* _Data to use_:
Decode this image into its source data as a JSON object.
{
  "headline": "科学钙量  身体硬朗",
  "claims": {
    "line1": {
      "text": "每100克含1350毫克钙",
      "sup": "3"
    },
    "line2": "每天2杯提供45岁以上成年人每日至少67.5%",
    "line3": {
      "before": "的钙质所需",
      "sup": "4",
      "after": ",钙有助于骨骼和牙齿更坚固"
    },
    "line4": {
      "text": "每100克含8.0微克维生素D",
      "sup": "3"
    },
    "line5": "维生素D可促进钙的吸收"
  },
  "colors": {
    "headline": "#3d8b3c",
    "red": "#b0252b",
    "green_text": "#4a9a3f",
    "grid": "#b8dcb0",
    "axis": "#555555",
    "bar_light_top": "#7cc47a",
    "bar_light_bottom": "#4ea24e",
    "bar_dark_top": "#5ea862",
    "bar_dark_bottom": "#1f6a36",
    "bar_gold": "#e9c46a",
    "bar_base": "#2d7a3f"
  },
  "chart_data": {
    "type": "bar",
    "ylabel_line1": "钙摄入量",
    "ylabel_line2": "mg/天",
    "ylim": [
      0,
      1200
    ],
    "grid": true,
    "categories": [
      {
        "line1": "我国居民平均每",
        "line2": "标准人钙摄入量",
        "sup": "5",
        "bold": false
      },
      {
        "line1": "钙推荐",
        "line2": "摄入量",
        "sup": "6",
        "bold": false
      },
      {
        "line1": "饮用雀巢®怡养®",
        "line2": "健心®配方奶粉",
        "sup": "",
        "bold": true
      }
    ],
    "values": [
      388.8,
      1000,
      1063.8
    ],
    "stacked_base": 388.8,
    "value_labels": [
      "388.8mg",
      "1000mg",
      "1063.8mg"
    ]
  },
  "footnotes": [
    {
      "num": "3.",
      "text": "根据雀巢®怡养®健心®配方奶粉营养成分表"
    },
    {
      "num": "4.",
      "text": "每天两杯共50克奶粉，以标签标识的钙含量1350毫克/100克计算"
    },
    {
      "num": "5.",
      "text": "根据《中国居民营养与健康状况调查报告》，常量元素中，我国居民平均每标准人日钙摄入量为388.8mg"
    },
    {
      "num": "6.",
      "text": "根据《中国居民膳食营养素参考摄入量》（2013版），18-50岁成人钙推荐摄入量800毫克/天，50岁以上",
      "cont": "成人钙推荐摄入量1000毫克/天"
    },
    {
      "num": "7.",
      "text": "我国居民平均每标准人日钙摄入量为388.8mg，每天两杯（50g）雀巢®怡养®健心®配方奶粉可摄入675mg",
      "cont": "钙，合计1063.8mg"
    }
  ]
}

* _Brief_:
Return all of the above records exactly, leaving no line out.

* _Result of this task_:
Decode this image into its source data as a JSON object.
{
  "headline": "科学钙量  身体硬朗",
  "claims": {
    "line1": {
      "text": "每100克含1350毫克钙",
      "sup": "3"
    },
    "line2": "每天2杯提供45岁以上成年人每日至少67.5%",
    "line3": {
      "before": "的钙质所需",
      "sup": "4",
      "after": ",钙有助于骨骼和牙齿更坚固"
    },
    "line4": {
      "text": "每100克含8.0微克维生素D",
      "sup": "3"
    },
    "line5": "维生素D可促进钙的吸收"
  },
  "colors": {
    "headline": "#3d8b3c",
    "red": "#b0252b",
    "green_text": "#4a9a3f",
    "grid": "#b8dcb0",
    "axis": "#555555",
    "bar_light_top": "#7cc47a",
    "bar_light_bottom": "#4ea24e",
    "bar_dark_top": "#5ea862",
    "bar_dark_bottom": "#1f6a36",
    "bar_gold": "#e9c46a",
    "bar_base": "#2d7a3f"
  },
  "chart_data": {
    "type": "bar",
    "ylabel_line1": "钙摄入量",
    "ylabel_line2": "mg/天",
    "ylim": [
      0,
      1200
    ],
    "grid": true,
    "categories": [
      {
        "line1": "我国居民平均每",
        "line2": "标准人钙摄入量",
        "sup": "5",
        "bold": false
      },
      {
        "line1": "钙推荐",
        "line2": "摄入量",
        "sup": "6",
        "bold": false
      },
      {
        "line1": "饮用雀巢®怡养®",
        "line2": "健心®配方奶粉",
        "sup": "",
        "bold": true
      }
    ],
    "values": [
      388.8,
      1000,
      1063.8
    ],
    "stacked_base": 388.8,
    "value_labels": [
      "388.8mg",
      "1000mg",
      "1063.8mg"
    ]
  },
  "footnotes": [
    {
      "num": "3.",
      "text": "根据雀巢®怡养®健心®配方奶粉营养成分表"
    },
    {
      "num": "4.",
      "text": "每天两杯共50克奶粉，以标签标识的钙含量1350毫克/100克计算"
    },
    {
      "num": "5.",
      "text": "根据《中国居民营养与健康状况调查报告》，常量元素中，我国居民平均每标准人日钙摄入量为388.8mg"
    },
    {
      "num": "6.",
      "text": "根据《中国居民膳食营养素参考摄入量》（2013版），18-50岁成人钙推荐摄入量800毫克/天，50岁以上",
      "cont": "成人钙推荐摄入量1000毫克/天"
    },
    {
      "num": "7.",
      "text": "我国居民平均每标准人日钙摄入量为388.8mg，每天两杯（50g）雀巢®怡养®健心®配方奶粉可摄入675mg",
      "cont": "钙，合计1063.8mg"
    }
  ]
}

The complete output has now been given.